- [Text segment]
-- START --

As discussed in the introduction, current theories of MJO dynamics emphasize the role of three moist processes and associated relationships among specific variables. Thus, biases in the relationships could be important sources of biases in MJO simulation. For example, moisture mode instability theory would suggest that biases in either the saturation fraction or the relationship between precipitation and saturation fraction, or perhaps some combination of both, could be contributing to the excessive precipitation. Similarly, according to the WISHE theory of the MJO, biases in wind speed as well as the dependence of evaporation on wind speed could affect the simulation of MJO. If indeed the moisture–cloud radiative feedback is central to the MJO simulations, biases in moisture as well as the dependence of cloud radiative forcing on moisture would affect the simulation of MJO. While nonlinear and feedback processes are likely to confound the sources of errors in MJO, analysis using a linear statistical model could provide some insight into the direct role of the above-discussed relationships in the fidelity of MJO simulation. In the next section, the representation of these relationships in the models is compared with observations, and the contribution of biases in their representation in the overall model performance is quantified using statistical models.
5. Contributions of process biases
a. The relationship between saturation fraction and precipitation
As discussed in the introduction, moisture mode theory requires a strong relationship between precipitation and saturation fraction. To examine this relationship in the observations, first the precipitation for the 90 days of the observation period are computed from the daily S-PolKa, SMART-R, and TRMM rain-rate time series and are combined with the corresponding saturation fraction values from the forcing data. The joint time series from the three precipitation products over 90 days contains 270 data points. The saturation fractions are then sorted in increasing order and equally partitioned into 15 bins each containing 18 data points. The saturation fraction values from the model simulations are also divided into the bins constructed from the observations, and the average model rain rates are calculated for the corresponding saturation fraction bin. Figure 4 shows the relationship between rain rate and saturation fraction from observations and various simulations. Since rain rate is a strongly increasing function of saturation fraction, the logarithm of rain rate is plotted. The log–linear relationship between saturation fraction and rain rate is apparent in both observations and model simulations. Similar relationships between precipitable water and precipitation have been observed in other contexts as well (e.g., Wentz and Spencer 1998; Peters and Neelin 2006; and references therein). The slopes of the simulated relationships are in general slightly different from the slope of the observed relationship. This is especially true at low saturation fractions where the modeled precipitation is relatively higher than the observations for comparable saturation fractions. Such excessive frequency of weak precipitation is a common deficiency in many global as well as regional model simulations (e.g., Sun et al. 2006; Stephens et al. 2010; Hagos et al. 2014).
Even though this bias in the relationship between saturation fraction and precipitation is common, its overall contribution to the biases in the precipitation time series as well as the MJO itself is not clear. In this subsection a linear statistical model is constructed to provide a first-order estimate of the contributions from this process bias. To understand how the role of this process bias is quantified, suppose that the modeled relationship between saturation fraction and precipitation exactly matched that of the observations (i.e., no bias in the relationship between saturation fraction and precipitation and all the error in precipitation comes from erroneous saturation fractions). If that were the case we could build a linear statistical model that takes the modeled saturation fraction, finds the observed saturation fraction bin that it belongs to and randomly picks a value from the corresponding observed precipitation sample, and uses that value to construct a new precipitation time series. The only difference between the original model time series and the reconstructed one would be random error, which can be quantified and limited by repeating the exercise multiple times (see next paragraph). If there were a bias in the relationship between saturation fraction and precipitation in the model time series (as in this case), however, it would be the difference between the original time series and the reconstructed time series from the linear model. The random selection and construction of the time series is performed 100 times. A Student’s t test is performed and the differences between a simulation and the linear model are reported only if they are significant at the 99% confidence level.

-- END --

- [Data block]

-- START --

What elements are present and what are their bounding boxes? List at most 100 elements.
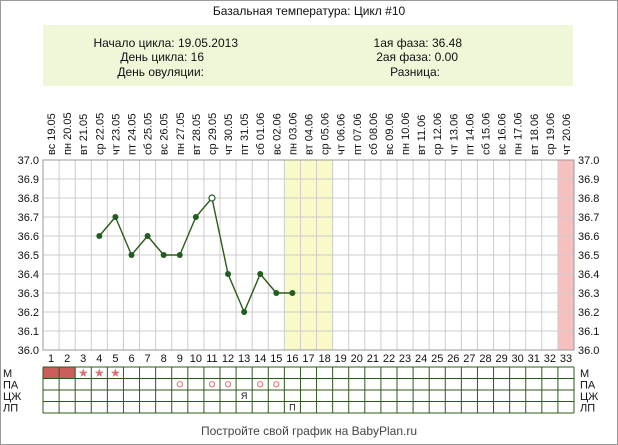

-- END --

- [The problem]
Using the MJO text, answer the following, numbering each answer to match:
1. Under the WISHE theory, biases in which two things could affect the simulation of MJO?
2. How many data points does the joint time series from the three precipitation products contain?
3. How many times are the random selection and construction of the time series performed?

- [Complete output]
1. Biases in wind speed and in the dependence of evaporation on wind speed.
2. 270 data points.
3. 100 times.